[WORK REQUIRED]
Copy out, in order, every code line in the passage on the lazy prime sieve that begins with "primes =".

[DOCUMENT PASSAGE]

** Start **

You are building up a quadratic number of unevaluated thunks using this algorithm. The algorithm relies on laziness so heavily, that this also is the reason why it doesn't scale.

Let's walk through how it works, which hopefully should make the problem apparent. For simplicitly, let's say that we want to print the elements of primes ad infinitum, i.e. we want to evaluate each cell in the list one after the other. primes is defined as:

primes :: [Integer]
primes = sieve [2..]

Since 2 isn't 0, the second definition of sieve applies, and 2 is added to the list of primes, and the rest of the list is an unevaluated thunk (I use tail instead of the pattern match n : xs in sieve for xs, so tail isn't actually being called, and doesn't add any overhead in the code below; mark is actually the only thunked function):

primes = 2 : sieve (mark (tail [2..]) 1 2)

Now we want the second primes element. So, we walk through the code (exercise for the reader) and end up with:

primes = 2 : 3 : sieve (mark (tail (mark (tail [2..]) 1 2)) 1 3)

Same procedure again, we want to evaluate the next prime...

** End **

[GIVEN INFORMATION]

** Start **

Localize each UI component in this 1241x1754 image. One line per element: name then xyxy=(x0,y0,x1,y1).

** End **

[FULL ANSWER]
primes = sieve [2..]
primes = 2 : sieve (mark (tail [2..]) 1 2)
primes = 2 : 3 : sieve (mark (tail (mark (tail [2..]) 1 2)) 1 3)